Short problem: Count lines holding the word "obeliſci". Only the number is wanted.

═════ Extracted data

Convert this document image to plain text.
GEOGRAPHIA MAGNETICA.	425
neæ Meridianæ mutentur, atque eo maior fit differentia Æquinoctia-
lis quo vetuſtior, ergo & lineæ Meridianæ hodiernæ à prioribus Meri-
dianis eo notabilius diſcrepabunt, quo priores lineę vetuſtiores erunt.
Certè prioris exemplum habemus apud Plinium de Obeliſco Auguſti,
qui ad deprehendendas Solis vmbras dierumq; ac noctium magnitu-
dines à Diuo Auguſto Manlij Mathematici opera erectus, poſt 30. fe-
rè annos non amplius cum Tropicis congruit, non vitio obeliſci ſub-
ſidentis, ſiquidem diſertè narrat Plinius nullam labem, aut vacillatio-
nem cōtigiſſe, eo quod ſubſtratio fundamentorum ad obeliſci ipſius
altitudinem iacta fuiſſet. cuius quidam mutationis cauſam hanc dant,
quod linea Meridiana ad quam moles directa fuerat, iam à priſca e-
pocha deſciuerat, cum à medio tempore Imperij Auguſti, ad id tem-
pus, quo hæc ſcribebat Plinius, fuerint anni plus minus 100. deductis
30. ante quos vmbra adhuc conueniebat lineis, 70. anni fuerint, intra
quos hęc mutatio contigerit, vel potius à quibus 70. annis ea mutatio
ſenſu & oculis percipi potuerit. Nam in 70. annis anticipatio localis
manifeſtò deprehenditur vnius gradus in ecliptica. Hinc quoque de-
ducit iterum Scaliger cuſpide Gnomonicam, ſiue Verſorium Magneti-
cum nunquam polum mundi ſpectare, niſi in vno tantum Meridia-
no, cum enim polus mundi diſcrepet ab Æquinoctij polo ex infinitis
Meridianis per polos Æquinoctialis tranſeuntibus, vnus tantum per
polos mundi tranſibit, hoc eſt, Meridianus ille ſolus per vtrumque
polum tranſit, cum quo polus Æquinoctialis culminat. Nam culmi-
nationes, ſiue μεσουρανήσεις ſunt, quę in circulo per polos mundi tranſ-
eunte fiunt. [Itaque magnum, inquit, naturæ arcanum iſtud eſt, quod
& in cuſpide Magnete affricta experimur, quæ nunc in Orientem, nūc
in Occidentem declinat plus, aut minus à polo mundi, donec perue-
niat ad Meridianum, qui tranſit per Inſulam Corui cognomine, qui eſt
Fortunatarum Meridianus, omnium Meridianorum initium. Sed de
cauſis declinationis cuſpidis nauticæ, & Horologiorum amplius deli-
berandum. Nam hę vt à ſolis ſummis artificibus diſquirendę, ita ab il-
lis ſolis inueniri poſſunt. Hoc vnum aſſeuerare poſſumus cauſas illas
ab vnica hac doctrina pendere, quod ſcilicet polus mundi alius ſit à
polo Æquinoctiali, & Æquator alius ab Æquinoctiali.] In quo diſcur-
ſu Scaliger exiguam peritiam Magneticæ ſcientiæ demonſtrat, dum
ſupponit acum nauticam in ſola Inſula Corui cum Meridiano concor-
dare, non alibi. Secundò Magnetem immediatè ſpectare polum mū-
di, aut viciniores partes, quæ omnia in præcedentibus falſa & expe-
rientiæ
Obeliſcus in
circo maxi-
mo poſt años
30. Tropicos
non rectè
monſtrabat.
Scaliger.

══════════

Expected answer: 2